[Lines of data]

* * * * *

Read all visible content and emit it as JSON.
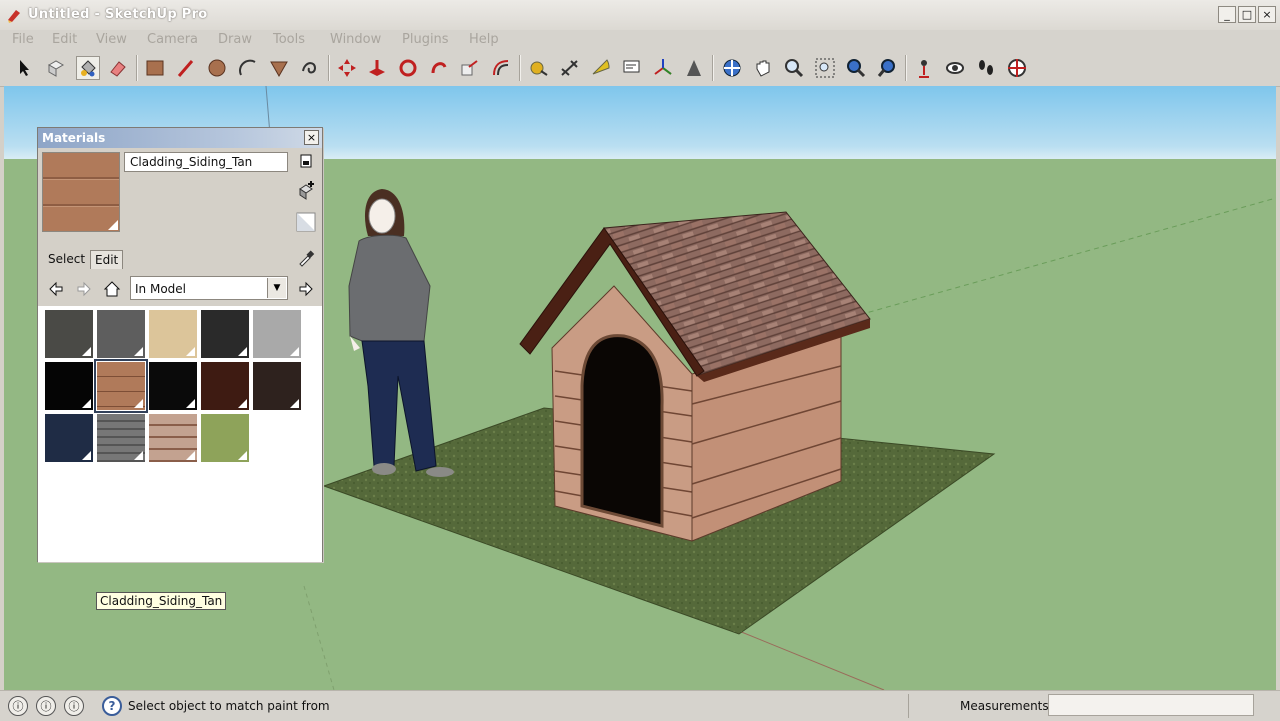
{
  "window": {
    "title": "Untitled - SketchUp Pro",
    "buttons": {
      "minimize": "_",
      "maximize": "□",
      "close": "×"
    }
  },
  "menu": [
    "File",
    "Edit",
    "View",
    "Camera",
    "Draw",
    "Tools",
    "Window",
    "Plugins",
    "Help"
  ],
  "toolbar": {
    "tools": [
      "select-icon",
      "make-component-icon",
      "paint-bucket-icon",
      "eraser-icon",
      "rectangle-icon",
      "line-icon",
      "circle-icon",
      "arc-icon",
      "polygon-icon",
      "freehand-icon",
      "move-icon",
      "push-pull-icon",
      "rotate-icon",
      "follow-me-icon",
      "scale-icon",
      "offset-icon",
      "tape-measure-icon",
      "dimension-icon",
      "protractor-icon",
      "text-icon",
      "axes-icon",
      "3d-text-icon",
      "orbit-icon",
      "pan-icon",
      "zoom-icon",
      "zoom-window-icon",
      "zoom-extents-icon",
      "previous-view-icon",
      "position-camera-icon",
      "look-around-icon",
      "walk-icon",
      "section-plane-icon"
    ],
    "active_tool": "paint-bucket-icon"
  },
  "materials_panel": {
    "title": "Materials",
    "close_label": "×",
    "current_material": "Cladding_Siding_Tan",
    "tabs": [
      "Select",
      "Edit"
    ],
    "selected_tab": "Select",
    "library": "In Model",
    "swatches": [
      {
        "name": "dark-stone",
        "color": "#4a4a46"
      },
      {
        "name": "gray",
        "color": "#5e5e5e"
      },
      {
        "name": "tan",
        "color": "#dcc59a"
      },
      {
        "name": "charcoal",
        "color": "#2a2a2a"
      },
      {
        "name": "light-gray",
        "color": "#a9a9a9"
      },
      {
        "name": "black",
        "color": "#050505"
      },
      {
        "name": "Cladding_Siding_Tan",
        "color": "#b07a5a"
      },
      {
        "name": "black-2",
        "color": "#0a0a0a"
      },
      {
        "name": "dark-brown",
        "color": "#3e1b12"
      },
      {
        "name": "dark-brown-2",
        "color": "#2e221e"
      },
      {
        "name": "navy",
        "color": "#1f2c45"
      },
      {
        "name": "shingle-gray",
        "color": "#6b6b6b"
      },
      {
        "name": "siding-stripe",
        "color": "#c3a290"
      },
      {
        "name": "grass",
        "color": "#8ea35a"
      }
    ],
    "selected_swatch": "Cladding_Siding_Tan",
    "tooltip": "Cladding_Siding_Tan"
  },
  "status": {
    "message": "Select object to match paint from",
    "measurements_label": "Measurements",
    "measurements_value": ""
  },
  "colors": {
    "sky_top": "#7fc6ec",
    "sky_bottom": "#d7ecf4",
    "ground": "#93b883",
    "panel_title": "#8ea5c7"
  }
}
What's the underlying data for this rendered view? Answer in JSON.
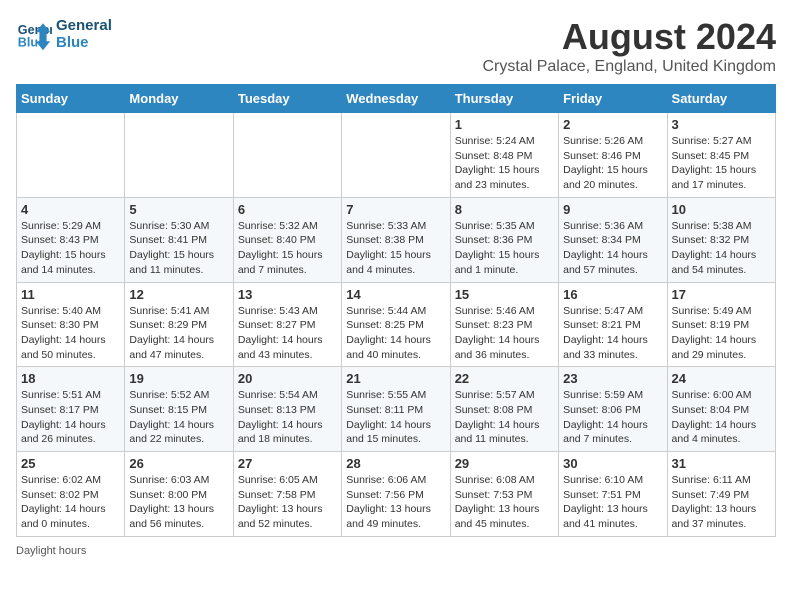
{
  "logo": {
    "line1": "General",
    "line2": "Blue"
  },
  "title": "August 2024",
  "subtitle": "Crystal Palace, England, United Kingdom",
  "footer": "Daylight hours",
  "days_of_week": [
    "Sunday",
    "Monday",
    "Tuesday",
    "Wednesday",
    "Thursday",
    "Friday",
    "Saturday"
  ],
  "weeks": [
    [
      {
        "num": "",
        "info": ""
      },
      {
        "num": "",
        "info": ""
      },
      {
        "num": "",
        "info": ""
      },
      {
        "num": "",
        "info": ""
      },
      {
        "num": "1",
        "info": "Sunrise: 5:24 AM\nSunset: 8:48 PM\nDaylight: 15 hours\nand 23 minutes."
      },
      {
        "num": "2",
        "info": "Sunrise: 5:26 AM\nSunset: 8:46 PM\nDaylight: 15 hours\nand 20 minutes."
      },
      {
        "num": "3",
        "info": "Sunrise: 5:27 AM\nSunset: 8:45 PM\nDaylight: 15 hours\nand 17 minutes."
      }
    ],
    [
      {
        "num": "4",
        "info": "Sunrise: 5:29 AM\nSunset: 8:43 PM\nDaylight: 15 hours\nand 14 minutes."
      },
      {
        "num": "5",
        "info": "Sunrise: 5:30 AM\nSunset: 8:41 PM\nDaylight: 15 hours\nand 11 minutes."
      },
      {
        "num": "6",
        "info": "Sunrise: 5:32 AM\nSunset: 8:40 PM\nDaylight: 15 hours\nand 7 minutes."
      },
      {
        "num": "7",
        "info": "Sunrise: 5:33 AM\nSunset: 8:38 PM\nDaylight: 15 hours\nand 4 minutes."
      },
      {
        "num": "8",
        "info": "Sunrise: 5:35 AM\nSunset: 8:36 PM\nDaylight: 15 hours\nand 1 minute."
      },
      {
        "num": "9",
        "info": "Sunrise: 5:36 AM\nSunset: 8:34 PM\nDaylight: 14 hours\nand 57 minutes."
      },
      {
        "num": "10",
        "info": "Sunrise: 5:38 AM\nSunset: 8:32 PM\nDaylight: 14 hours\nand 54 minutes."
      }
    ],
    [
      {
        "num": "11",
        "info": "Sunrise: 5:40 AM\nSunset: 8:30 PM\nDaylight: 14 hours\nand 50 minutes."
      },
      {
        "num": "12",
        "info": "Sunrise: 5:41 AM\nSunset: 8:29 PM\nDaylight: 14 hours\nand 47 minutes."
      },
      {
        "num": "13",
        "info": "Sunrise: 5:43 AM\nSunset: 8:27 PM\nDaylight: 14 hours\nand 43 minutes."
      },
      {
        "num": "14",
        "info": "Sunrise: 5:44 AM\nSunset: 8:25 PM\nDaylight: 14 hours\nand 40 minutes."
      },
      {
        "num": "15",
        "info": "Sunrise: 5:46 AM\nSunset: 8:23 PM\nDaylight: 14 hours\nand 36 minutes."
      },
      {
        "num": "16",
        "info": "Sunrise: 5:47 AM\nSunset: 8:21 PM\nDaylight: 14 hours\nand 33 minutes."
      },
      {
        "num": "17",
        "info": "Sunrise: 5:49 AM\nSunset: 8:19 PM\nDaylight: 14 hours\nand 29 minutes."
      }
    ],
    [
      {
        "num": "18",
        "info": "Sunrise: 5:51 AM\nSunset: 8:17 PM\nDaylight: 14 hours\nand 26 minutes."
      },
      {
        "num": "19",
        "info": "Sunrise: 5:52 AM\nSunset: 8:15 PM\nDaylight: 14 hours\nand 22 minutes."
      },
      {
        "num": "20",
        "info": "Sunrise: 5:54 AM\nSunset: 8:13 PM\nDaylight: 14 hours\nand 18 minutes."
      },
      {
        "num": "21",
        "info": "Sunrise: 5:55 AM\nSunset: 8:11 PM\nDaylight: 14 hours\nand 15 minutes."
      },
      {
        "num": "22",
        "info": "Sunrise: 5:57 AM\nSunset: 8:08 PM\nDaylight: 14 hours\nand 11 minutes."
      },
      {
        "num": "23",
        "info": "Sunrise: 5:59 AM\nSunset: 8:06 PM\nDaylight: 14 hours\nand 7 minutes."
      },
      {
        "num": "24",
        "info": "Sunrise: 6:00 AM\nSunset: 8:04 PM\nDaylight: 14 hours\nand 4 minutes."
      }
    ],
    [
      {
        "num": "25",
        "info": "Sunrise: 6:02 AM\nSunset: 8:02 PM\nDaylight: 14 hours\nand 0 minutes."
      },
      {
        "num": "26",
        "info": "Sunrise: 6:03 AM\nSunset: 8:00 PM\nDaylight: 13 hours\nand 56 minutes."
      },
      {
        "num": "27",
        "info": "Sunrise: 6:05 AM\nSunset: 7:58 PM\nDaylight: 13 hours\nand 52 minutes."
      },
      {
        "num": "28",
        "info": "Sunrise: 6:06 AM\nSunset: 7:56 PM\nDaylight: 13 hours\nand 49 minutes."
      },
      {
        "num": "29",
        "info": "Sunrise: 6:08 AM\nSunset: 7:53 PM\nDaylight: 13 hours\nand 45 minutes."
      },
      {
        "num": "30",
        "info": "Sunrise: 6:10 AM\nSunset: 7:51 PM\nDaylight: 13 hours\nand 41 minutes."
      },
      {
        "num": "31",
        "info": "Sunrise: 6:11 AM\nSunset: 7:49 PM\nDaylight: 13 hours\nand 37 minutes."
      }
    ]
  ]
}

* * * * *

State the number of lines that contain the string "JSON", with no other words.

Task response :: 2